Dataset content ::
━━━
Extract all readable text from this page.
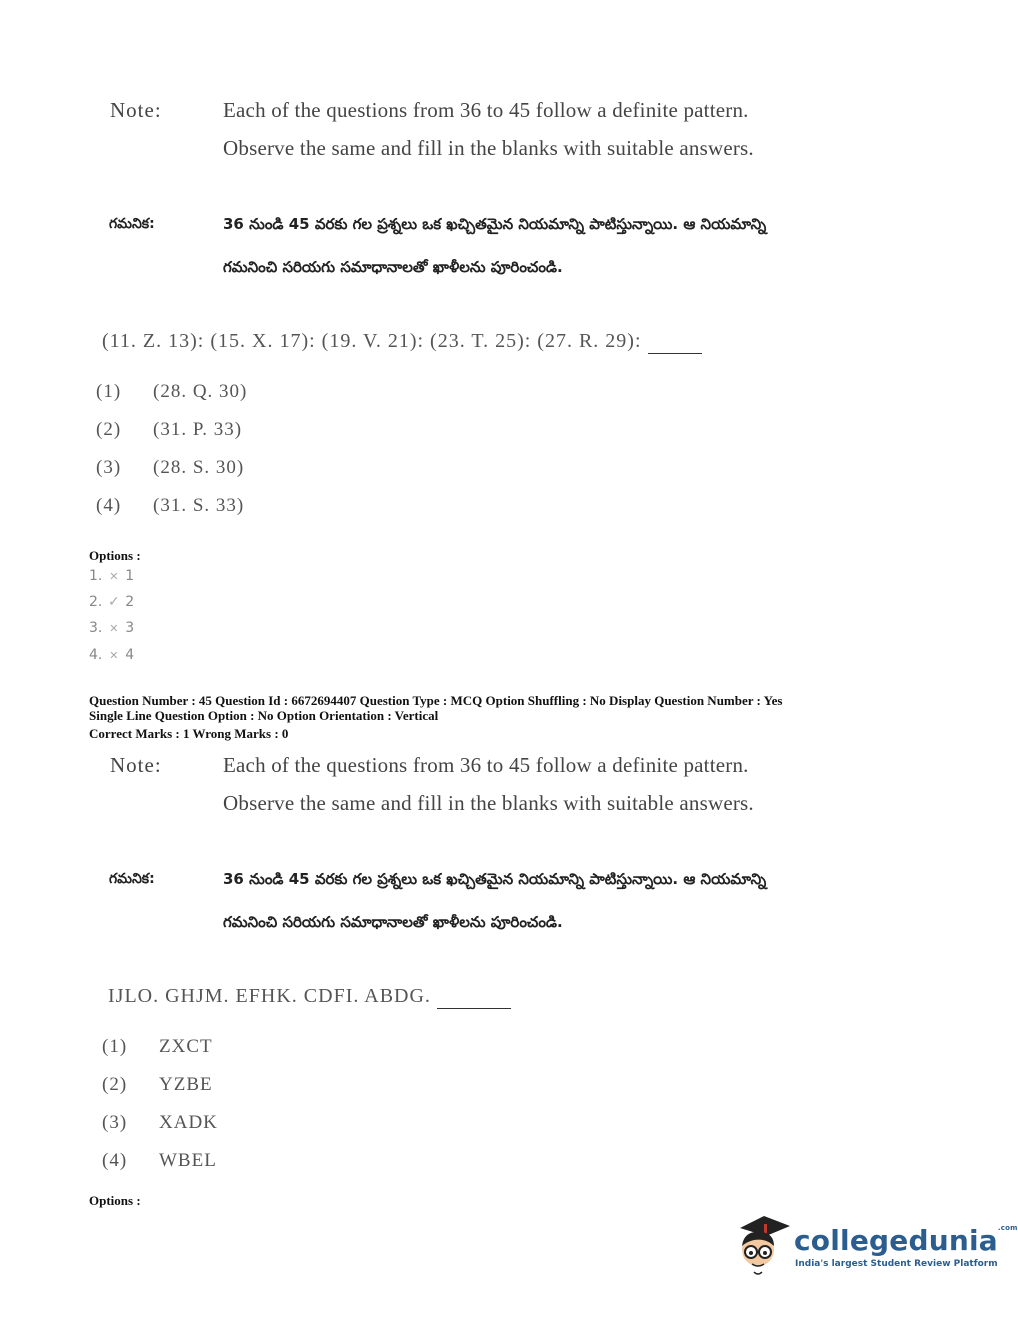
Note:	Each of the questions from 36 to 45 follow a definite pattern.
Observe the same and fill in the blanks with suitable answers.
గమనిక:	36 నుండి 45 వరకు గల ప్రశ్నలు ఒక ఖచ్చితమైన నియమాన్ని పాటిస్తున్నాయి. ఆ నియమాన్ని
గమనించి సరియగు సమాధానాలతో ఖాళీలను పూరించండి.
(11. Z. 13): (15. X. 17): (19. V. 21): (23. T. 25): (27. R. 29):
(1) (28. Q. 30)
(2) (31. P. 33)
(3) (28. S. 30)
(4) (31. S. 33)
Options :
1. ✕ 1
2. ✓ 2
3. ✕ 3
4. ✕ 4
Question Number : 45 Question Id : 6672694407 Question Type : MCQ Option Shuffling : No Display Question Number : Yes
Single Line Question Option : No Option Orientation : Vertical
Correct Marks : 1 Wrong Marks : 0
Note:	Each of the questions from 36 to 45 follow a definite pattern.
Observe the same and fill in the blanks with suitable answers.
గమనిక:	36 నుండి 45 వరకు గల ప్రశ్నలు ఒక ఖచ్చితమైన నియమాన్ని పాటిస్తున్నాయి. ఆ నియమాన్ని
గమనించి సరియగు సమాధానాలతో ఖాళీలను పూరించండి.
IJLO. GHJM. EFHK. CDFI. ABDG.
(1) ZXCT
(2) YZBE
(3) XADK
(4) WBEL
Options :
collegedunia$^{.com}$
India's largest Student Review Platform
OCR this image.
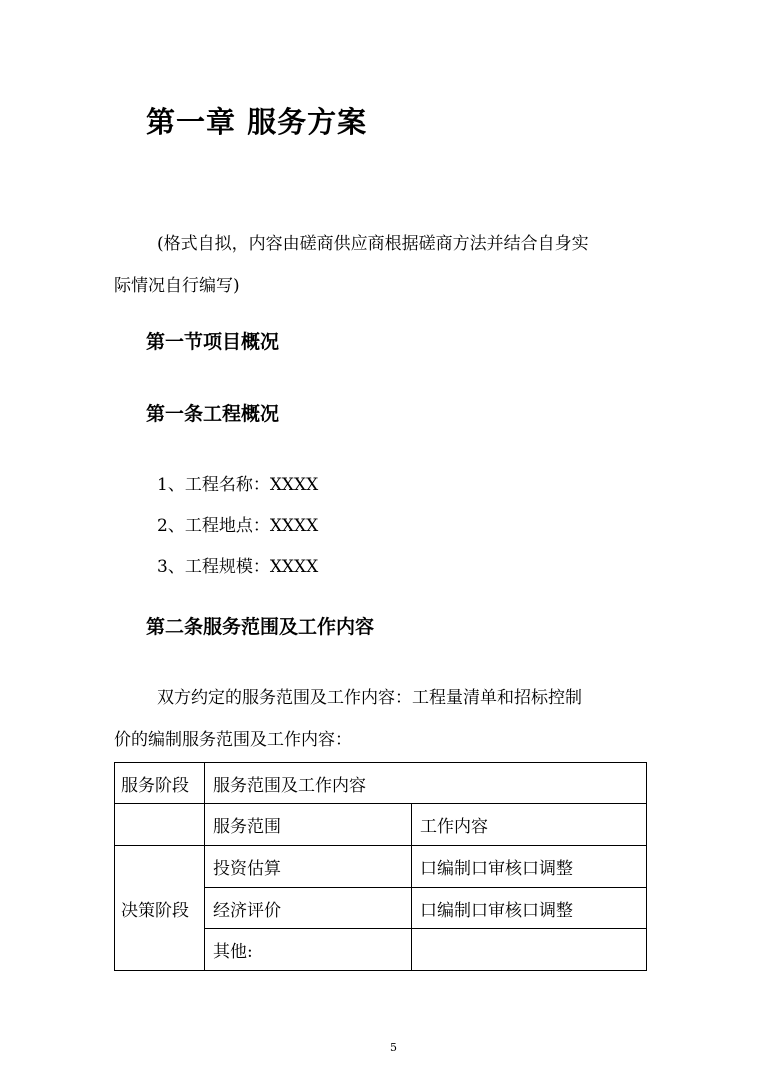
第一章 服务方案
(格式自拟，内容由磋商供应商根据磋商方法并结合自身实
际情况自行编写)
第一节项目概况
第一条工程概况
1、工程名称：XXXX
2、工程地点：XXXX
3、工程规模：XXXX
第二条服务范围及工作内容
双方约定的服务范围及工作内容：工程量清单和招标控制
价的编制服务范围及工作内容：
服务阶段	服务范围及工作内容	
	服务范围	工作内容
决策阶段	投资估算	口编制口审核口调整
	经济评价	口编制口审核口调整
	其他:	
5
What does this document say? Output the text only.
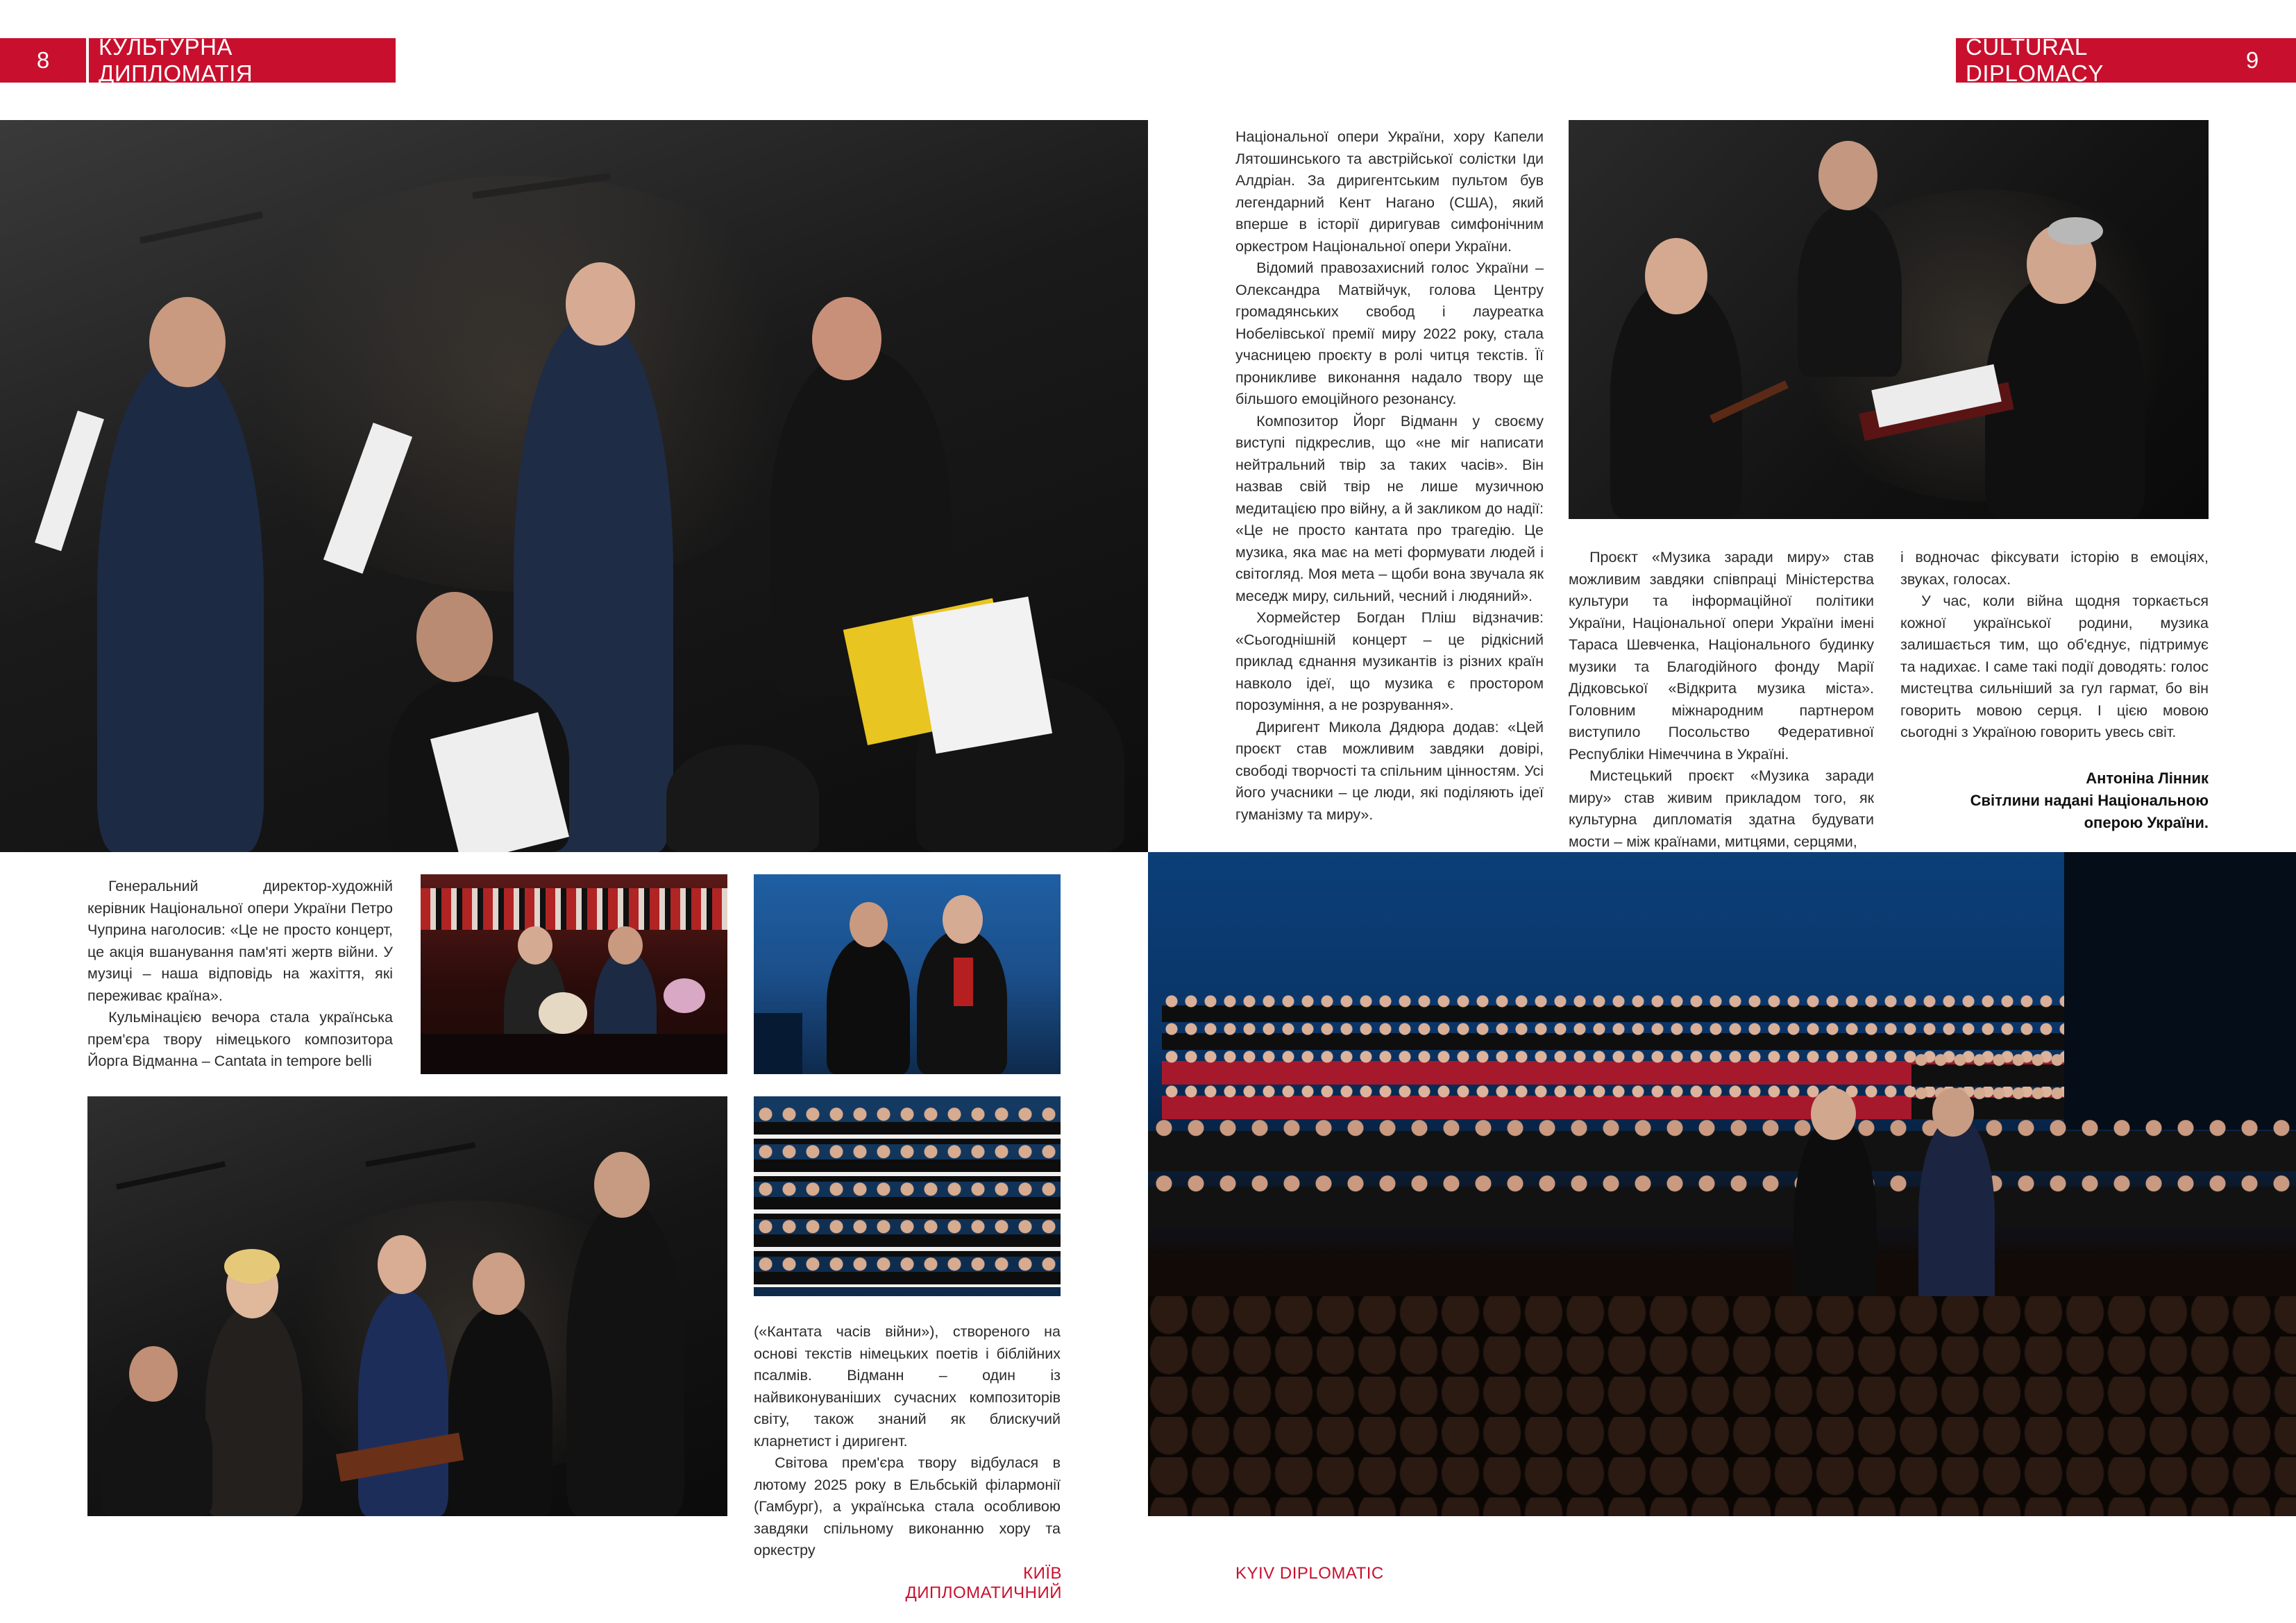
8
КУЛЬТУРНА ДИПЛОМАТІЯ
CULTURAL DIPLOMACY
9

Генеральний директор-художній керівник Національної опери України Петро Чуприна наголосив: «Це не просто концерт, це акція вшанування пам'яті жертв війни. У музиці – наша відповідь на жахіття, які переживає країна».

Кульмінацією вечора стала українська прем'єра твору німецького композитора Йорга Відманна – Cantata in tempore belli

(«Кантата часів війни»), створеного на основі текстів німецьких поетів і біблійних псалмів. Відманн – один із найвиконуваніших сучасних композиторів світу, також знаний як блискучий кларнетист і диригент.

Світова прем'єра твору відбулася в лютому 2025 року в Ельбській філармонії (Гамбург), а українська стала особливою завдяки спільному виконанню хору та оркестру

Національної опери України, хору Капели Лятошинського та австрійської солістки Іди Алдріан. За диригентським пультом був легендарний Кент Нагано (США), який вперше в історії диригував симфонічним оркестром Національної опери України.

Відомий правозахисний голос України – Олександра Матвійчук, голова Центру громадянських свобод і лауреатка Нобелівської премії миру 2022 року, стала учасницею проєкту в ролі читця текстів. Її проникливе виконання надало твору ще більшого емоційного резонансу.

Композитор Йорг Відманн у своєму виступі підкреслив, що «не міг написати нейтральний твір за таких часів». Він назвав свій твір не лише музичною медитацією про війну, а й закликом до надії: «Це не просто кантата про трагедію. Це музика, яка має на меті формувати людей і світогляд. Моя мета – щоби вона звучала як меседж миру, сильний, чесний і людяний».

Хормейстер Богдан Пліш відзначив: «Сьогоднішній концерт – це рідкісний приклад єднання музикантів із різних країн навколо ідеї, що музика є простором порозуміння, а не розрування».

Диригент Микола Дядюра додав: «Цей проєкт став можливим завдяки довірі, свободі творчості та спільним цінностям. Усі його учасники – це люди, які поділяють ідеї гуманізму та миру».

Проєкт «Музика заради миру» став можливим завдяки співпраці Міністерства культури та інформаційної політики України, Національної опери України імені Тараса Шевченка, Національного будинку музики та Благодійного фонду Марії Дідковської «Відкрита музика міста». Головним міжнародним партнером виступило Посольство Федеративної Республіки Німеччина в Україні.

Мистецький проєкт «Музика заради миру» став живим прикладом того, як культурна дипломатія здатна будувати мости – між країнами, митцями, серцями,

і водночас фіксувати історію в емоціях, звуках, голосах.

У час, коли війна щодня торкається кожної української родини, музика залишається тим, що об'єднує, підтримує та надихає. І саме такі події доводять: голос мистецтва сильніший за гул гармат, бо він говорить мовою серця. І цією мовою сьогодні з Україною говорить увесь світ.

Антоніна Лінник
Світлини надані Національною
оперою України.
КИЇВ ДИПЛОМАТИЧНИЙ
KYIV DIPLOMATIC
━━━
Aim :: From the entries above, copy out every line where the string "хору" appears.

Task result ::
Світова прем'єра твору відбулася в лютому 2025 року в Ельбській філармонії (Гамбург), а українська стала особливою завдяки спільному виконанню хору та оркестру
Національної опери України, хору Капели Лятошинського та австрійської солістки Іди Алдріан. За диригентським пультом був легендарний Кент Нагано (США), який вперше в історії диригував симфонічним оркестром Національної опери України.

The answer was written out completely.